## [Job]
Gather all lines containing the string "this" and copy them out.

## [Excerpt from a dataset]
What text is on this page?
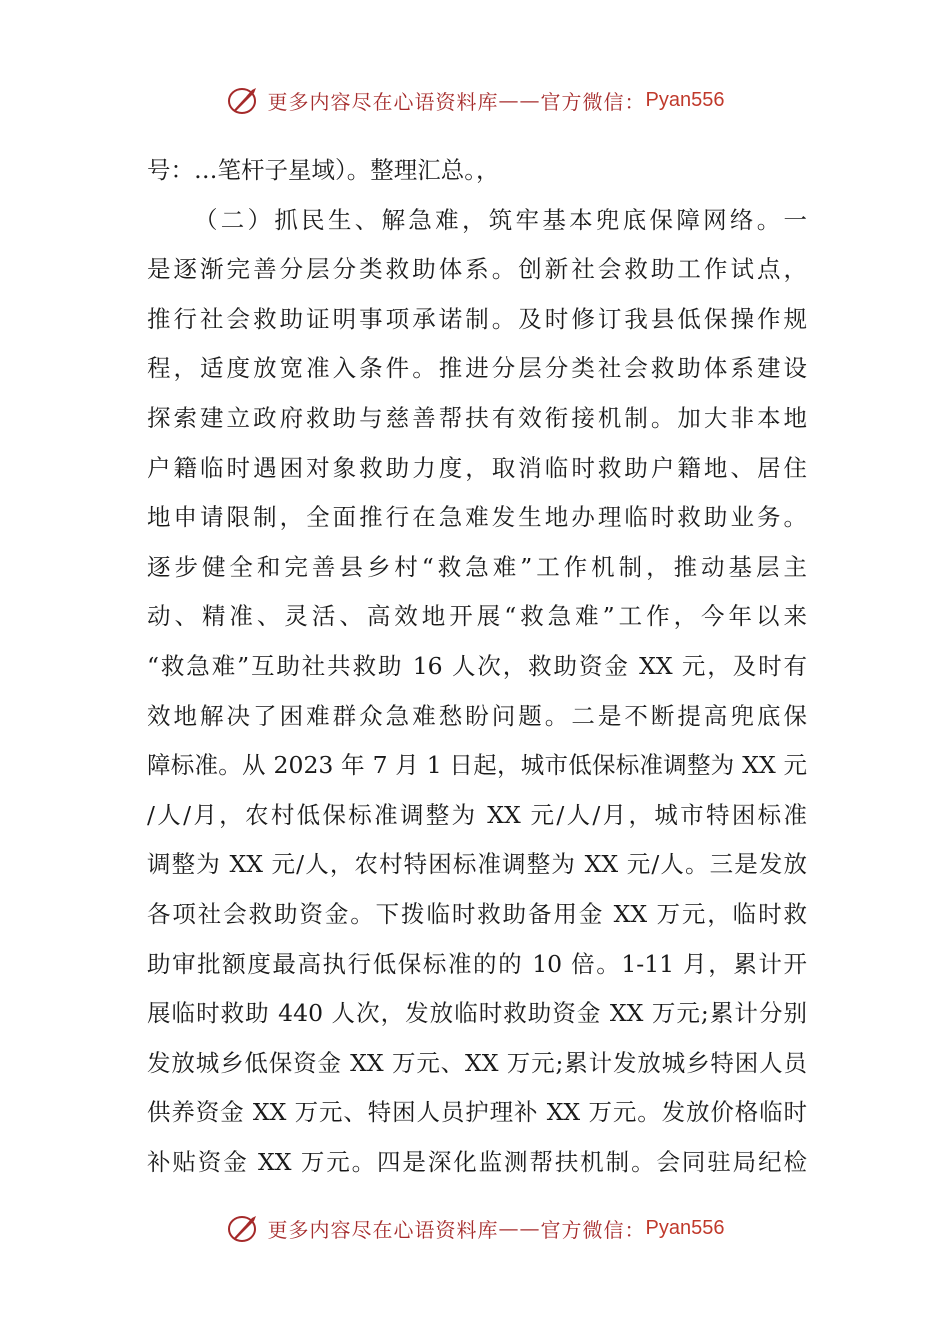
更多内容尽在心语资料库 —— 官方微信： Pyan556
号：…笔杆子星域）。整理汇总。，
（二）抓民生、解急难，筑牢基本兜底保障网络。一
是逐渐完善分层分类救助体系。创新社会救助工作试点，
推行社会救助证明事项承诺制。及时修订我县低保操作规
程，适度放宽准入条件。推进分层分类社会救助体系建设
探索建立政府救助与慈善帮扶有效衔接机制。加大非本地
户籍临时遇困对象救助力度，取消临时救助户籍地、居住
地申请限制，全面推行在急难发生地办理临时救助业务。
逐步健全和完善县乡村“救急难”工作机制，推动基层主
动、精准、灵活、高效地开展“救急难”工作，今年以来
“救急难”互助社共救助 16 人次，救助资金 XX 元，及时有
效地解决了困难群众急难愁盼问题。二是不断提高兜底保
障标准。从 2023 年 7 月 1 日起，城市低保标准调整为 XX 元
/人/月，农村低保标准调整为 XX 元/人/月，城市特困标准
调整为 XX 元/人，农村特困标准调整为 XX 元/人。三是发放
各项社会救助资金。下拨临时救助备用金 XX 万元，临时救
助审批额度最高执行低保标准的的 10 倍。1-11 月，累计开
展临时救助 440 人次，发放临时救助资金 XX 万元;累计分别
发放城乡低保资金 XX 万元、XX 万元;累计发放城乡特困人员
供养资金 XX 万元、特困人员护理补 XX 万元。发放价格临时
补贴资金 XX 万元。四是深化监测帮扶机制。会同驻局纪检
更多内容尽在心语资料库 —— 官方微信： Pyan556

---

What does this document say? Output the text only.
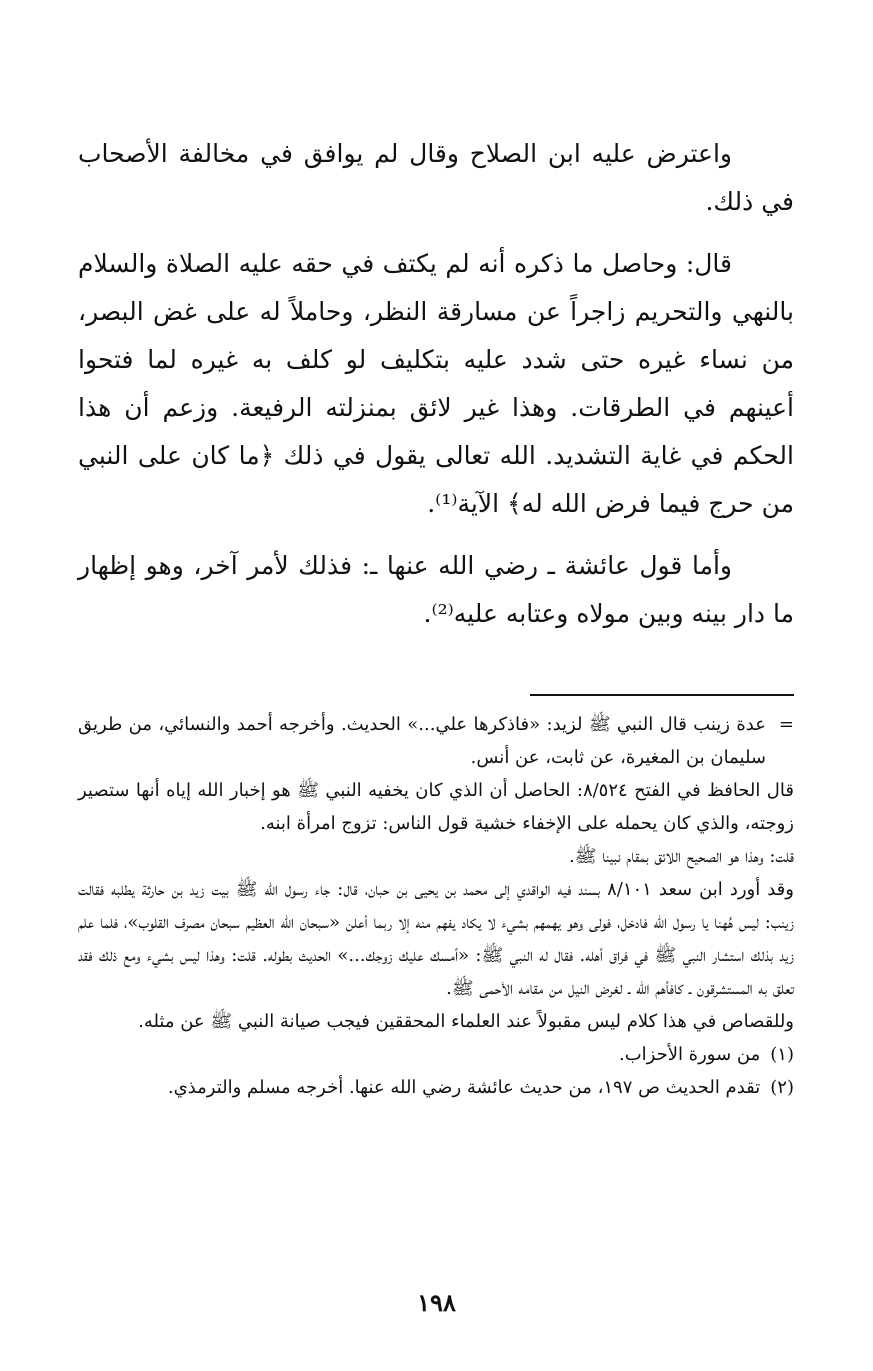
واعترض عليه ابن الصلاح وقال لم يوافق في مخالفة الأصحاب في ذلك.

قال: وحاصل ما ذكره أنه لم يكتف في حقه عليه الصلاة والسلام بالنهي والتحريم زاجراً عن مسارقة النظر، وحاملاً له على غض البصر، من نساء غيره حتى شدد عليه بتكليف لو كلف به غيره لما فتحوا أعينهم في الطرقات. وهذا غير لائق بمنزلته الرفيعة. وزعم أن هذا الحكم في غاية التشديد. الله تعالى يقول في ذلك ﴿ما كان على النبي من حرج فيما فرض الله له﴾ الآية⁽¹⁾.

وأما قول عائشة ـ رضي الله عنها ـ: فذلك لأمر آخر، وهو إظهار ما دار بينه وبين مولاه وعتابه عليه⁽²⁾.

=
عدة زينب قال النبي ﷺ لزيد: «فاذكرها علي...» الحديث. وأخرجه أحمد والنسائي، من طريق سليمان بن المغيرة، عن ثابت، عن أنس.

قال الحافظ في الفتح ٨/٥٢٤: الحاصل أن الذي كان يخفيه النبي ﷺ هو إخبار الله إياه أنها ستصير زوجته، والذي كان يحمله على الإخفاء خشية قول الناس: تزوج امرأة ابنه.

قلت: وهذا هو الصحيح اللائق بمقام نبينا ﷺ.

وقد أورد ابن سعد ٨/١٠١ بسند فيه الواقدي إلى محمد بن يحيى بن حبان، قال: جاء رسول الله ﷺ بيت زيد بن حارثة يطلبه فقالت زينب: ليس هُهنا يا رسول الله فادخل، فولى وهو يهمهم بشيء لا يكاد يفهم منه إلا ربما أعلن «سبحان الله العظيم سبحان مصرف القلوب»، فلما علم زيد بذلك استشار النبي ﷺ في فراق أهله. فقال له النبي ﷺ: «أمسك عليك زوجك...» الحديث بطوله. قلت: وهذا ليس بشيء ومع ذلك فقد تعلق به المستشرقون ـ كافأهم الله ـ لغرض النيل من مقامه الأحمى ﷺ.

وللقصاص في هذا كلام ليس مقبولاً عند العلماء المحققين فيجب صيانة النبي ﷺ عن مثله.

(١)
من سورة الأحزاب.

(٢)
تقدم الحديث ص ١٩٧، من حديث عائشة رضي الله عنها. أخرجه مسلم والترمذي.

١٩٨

## [Exercise result]
What text is on this page?
What does this document say? Output the text only.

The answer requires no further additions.